→ **What you have to do**
Report every line below that holds the word "would".
** Study material follows **
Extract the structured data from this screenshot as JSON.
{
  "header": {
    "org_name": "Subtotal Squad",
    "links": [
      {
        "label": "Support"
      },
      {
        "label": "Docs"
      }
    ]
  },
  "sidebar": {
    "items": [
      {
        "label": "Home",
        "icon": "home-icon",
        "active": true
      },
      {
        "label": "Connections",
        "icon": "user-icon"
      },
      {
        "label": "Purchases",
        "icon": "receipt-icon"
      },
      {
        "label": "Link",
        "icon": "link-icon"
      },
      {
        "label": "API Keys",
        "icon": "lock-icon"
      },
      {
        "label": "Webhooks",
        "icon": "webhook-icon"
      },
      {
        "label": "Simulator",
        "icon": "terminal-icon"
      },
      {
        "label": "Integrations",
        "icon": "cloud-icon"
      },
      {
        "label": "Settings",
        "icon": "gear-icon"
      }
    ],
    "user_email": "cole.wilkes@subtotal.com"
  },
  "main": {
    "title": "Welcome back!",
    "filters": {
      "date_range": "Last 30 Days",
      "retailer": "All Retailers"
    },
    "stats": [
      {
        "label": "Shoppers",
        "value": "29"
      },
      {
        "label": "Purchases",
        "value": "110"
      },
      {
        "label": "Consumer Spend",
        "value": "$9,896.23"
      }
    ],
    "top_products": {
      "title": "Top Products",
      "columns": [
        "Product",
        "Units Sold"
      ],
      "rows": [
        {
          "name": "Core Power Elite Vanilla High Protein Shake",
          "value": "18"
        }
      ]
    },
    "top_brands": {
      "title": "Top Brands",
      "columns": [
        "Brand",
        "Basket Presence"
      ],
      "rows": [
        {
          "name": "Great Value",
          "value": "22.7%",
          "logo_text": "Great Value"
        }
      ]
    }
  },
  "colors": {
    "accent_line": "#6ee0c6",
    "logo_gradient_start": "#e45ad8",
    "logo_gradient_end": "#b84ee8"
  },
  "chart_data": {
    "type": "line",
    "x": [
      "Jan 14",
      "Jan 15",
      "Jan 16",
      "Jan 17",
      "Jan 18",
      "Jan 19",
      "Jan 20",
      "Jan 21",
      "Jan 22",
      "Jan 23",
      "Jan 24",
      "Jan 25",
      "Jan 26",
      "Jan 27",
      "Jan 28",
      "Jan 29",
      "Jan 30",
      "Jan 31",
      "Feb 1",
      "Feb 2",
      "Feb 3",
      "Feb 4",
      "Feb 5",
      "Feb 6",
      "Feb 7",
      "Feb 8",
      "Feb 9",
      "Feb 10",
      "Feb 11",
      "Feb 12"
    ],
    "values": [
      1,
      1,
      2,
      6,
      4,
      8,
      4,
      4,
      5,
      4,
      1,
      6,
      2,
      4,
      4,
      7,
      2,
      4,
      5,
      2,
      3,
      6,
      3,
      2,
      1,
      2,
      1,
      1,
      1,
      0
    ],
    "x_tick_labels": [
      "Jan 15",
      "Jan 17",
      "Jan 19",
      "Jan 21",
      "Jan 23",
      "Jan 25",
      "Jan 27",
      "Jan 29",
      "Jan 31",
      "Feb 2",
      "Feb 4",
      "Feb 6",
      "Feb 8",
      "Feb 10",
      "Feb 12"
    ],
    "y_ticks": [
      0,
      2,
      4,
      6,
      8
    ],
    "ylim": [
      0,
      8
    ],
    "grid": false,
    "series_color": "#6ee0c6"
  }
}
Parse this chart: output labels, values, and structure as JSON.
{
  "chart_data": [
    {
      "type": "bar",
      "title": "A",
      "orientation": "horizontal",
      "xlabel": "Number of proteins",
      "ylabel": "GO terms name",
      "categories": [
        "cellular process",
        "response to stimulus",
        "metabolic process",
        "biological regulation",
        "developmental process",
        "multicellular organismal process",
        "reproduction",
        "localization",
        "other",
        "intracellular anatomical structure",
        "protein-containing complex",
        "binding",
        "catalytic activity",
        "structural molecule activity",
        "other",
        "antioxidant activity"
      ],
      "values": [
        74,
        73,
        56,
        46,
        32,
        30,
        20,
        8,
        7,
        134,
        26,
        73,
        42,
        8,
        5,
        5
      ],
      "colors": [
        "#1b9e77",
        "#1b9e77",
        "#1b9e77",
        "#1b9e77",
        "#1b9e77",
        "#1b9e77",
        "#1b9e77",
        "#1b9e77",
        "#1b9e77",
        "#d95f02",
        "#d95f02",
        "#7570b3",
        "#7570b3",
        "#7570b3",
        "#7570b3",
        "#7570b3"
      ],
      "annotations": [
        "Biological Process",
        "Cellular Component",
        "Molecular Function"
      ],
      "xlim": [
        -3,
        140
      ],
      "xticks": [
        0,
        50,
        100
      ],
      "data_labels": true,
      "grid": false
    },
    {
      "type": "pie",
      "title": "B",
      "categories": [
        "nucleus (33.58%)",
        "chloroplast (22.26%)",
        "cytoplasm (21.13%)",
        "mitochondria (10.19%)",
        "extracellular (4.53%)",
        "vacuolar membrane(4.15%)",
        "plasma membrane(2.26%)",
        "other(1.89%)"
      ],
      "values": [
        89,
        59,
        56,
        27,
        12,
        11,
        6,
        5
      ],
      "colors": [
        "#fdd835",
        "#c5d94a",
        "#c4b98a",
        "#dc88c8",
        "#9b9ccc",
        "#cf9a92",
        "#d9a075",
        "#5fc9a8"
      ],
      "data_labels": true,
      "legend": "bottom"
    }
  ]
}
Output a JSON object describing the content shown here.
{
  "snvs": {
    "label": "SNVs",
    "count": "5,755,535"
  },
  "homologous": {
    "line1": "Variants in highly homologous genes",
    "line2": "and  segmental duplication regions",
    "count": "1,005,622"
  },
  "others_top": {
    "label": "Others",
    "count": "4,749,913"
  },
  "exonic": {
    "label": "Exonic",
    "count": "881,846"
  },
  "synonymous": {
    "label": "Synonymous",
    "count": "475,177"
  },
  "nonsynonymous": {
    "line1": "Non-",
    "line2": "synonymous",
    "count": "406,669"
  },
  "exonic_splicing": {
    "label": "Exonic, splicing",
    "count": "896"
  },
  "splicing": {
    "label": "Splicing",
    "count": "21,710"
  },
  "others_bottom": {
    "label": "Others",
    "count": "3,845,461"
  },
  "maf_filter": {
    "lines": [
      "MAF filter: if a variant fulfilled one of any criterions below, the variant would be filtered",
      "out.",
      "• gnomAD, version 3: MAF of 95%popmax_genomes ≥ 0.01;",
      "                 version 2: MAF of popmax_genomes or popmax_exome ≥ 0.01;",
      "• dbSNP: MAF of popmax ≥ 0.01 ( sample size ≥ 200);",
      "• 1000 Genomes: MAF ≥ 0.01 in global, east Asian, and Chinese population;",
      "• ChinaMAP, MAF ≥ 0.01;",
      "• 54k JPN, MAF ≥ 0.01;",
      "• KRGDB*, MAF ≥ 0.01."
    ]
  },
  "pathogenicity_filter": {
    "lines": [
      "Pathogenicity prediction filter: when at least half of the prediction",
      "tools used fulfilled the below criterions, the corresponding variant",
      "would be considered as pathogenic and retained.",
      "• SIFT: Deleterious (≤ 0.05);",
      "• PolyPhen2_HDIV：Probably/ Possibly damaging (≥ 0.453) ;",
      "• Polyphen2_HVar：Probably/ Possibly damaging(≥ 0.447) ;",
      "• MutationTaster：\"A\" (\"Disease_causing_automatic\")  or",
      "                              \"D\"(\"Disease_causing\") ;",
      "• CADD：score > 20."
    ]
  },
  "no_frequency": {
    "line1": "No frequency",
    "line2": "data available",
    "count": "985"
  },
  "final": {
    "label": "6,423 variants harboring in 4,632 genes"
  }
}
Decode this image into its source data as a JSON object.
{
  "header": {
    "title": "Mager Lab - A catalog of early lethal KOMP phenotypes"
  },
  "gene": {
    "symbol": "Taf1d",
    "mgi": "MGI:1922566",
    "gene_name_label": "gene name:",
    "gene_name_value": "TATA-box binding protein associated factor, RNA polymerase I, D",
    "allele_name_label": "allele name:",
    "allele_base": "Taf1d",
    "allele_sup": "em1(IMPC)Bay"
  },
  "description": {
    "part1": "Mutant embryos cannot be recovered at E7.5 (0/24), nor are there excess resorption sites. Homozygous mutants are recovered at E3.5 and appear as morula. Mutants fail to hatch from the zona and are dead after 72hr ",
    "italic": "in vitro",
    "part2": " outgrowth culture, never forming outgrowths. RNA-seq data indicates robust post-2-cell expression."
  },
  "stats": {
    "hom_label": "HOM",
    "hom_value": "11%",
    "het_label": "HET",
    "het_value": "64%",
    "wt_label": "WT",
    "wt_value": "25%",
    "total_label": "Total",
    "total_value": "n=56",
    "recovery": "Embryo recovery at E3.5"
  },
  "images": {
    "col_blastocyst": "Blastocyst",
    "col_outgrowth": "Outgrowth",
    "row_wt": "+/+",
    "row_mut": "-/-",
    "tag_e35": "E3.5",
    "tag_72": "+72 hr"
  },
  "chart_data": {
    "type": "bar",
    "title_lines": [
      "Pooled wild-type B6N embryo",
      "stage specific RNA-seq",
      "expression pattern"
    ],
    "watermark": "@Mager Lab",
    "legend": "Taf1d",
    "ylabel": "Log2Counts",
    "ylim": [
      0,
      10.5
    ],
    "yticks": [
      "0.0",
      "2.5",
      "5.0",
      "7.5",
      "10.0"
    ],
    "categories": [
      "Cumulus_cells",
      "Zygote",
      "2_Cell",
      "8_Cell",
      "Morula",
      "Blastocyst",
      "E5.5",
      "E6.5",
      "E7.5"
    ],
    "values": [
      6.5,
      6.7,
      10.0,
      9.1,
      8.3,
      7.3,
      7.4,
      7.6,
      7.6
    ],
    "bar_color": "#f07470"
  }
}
** End of Study material **
→ **Solution for this task**
      "MAF filter: if a variant fulfilled one of any criterions below, the variant would be filtered",
      "would be considered as pathogenic and retained.",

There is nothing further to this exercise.